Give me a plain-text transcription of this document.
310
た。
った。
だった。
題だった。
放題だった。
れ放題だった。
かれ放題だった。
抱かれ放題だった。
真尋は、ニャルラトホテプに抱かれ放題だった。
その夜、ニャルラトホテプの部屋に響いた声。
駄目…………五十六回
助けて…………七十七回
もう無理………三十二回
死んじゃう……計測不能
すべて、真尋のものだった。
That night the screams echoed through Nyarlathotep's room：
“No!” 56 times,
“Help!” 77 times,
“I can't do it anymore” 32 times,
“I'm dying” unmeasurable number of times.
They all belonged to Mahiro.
-=-=-=-=-
WHAT IS ASKED> Reproduce the complete data exactly as presented above.

THE RESULT>
Give me a plain-text transcription of this document.
310
た。
った。
だった。
題だった。
放題だった。
れ放題だった。
かれ放題だった。
抱かれ放題だった。
真尋は、ニャルラトホテプに抱かれ放題だった。
その夜、ニャルラトホテプの部屋に響いた声。
駄目…………五十六回
助けて…………七十七回
もう無理………三十二回
死んじゃう……計測不能
すべて、真尋のものだった。
That night the screams echoed through Nyarlathotep's room：
“No!” 56 times,
“Help!” 77 times,
“I can't do it anymore” 32 times,
“I'm dying” unmeasurable number of times.
They all belonged to Mahiro.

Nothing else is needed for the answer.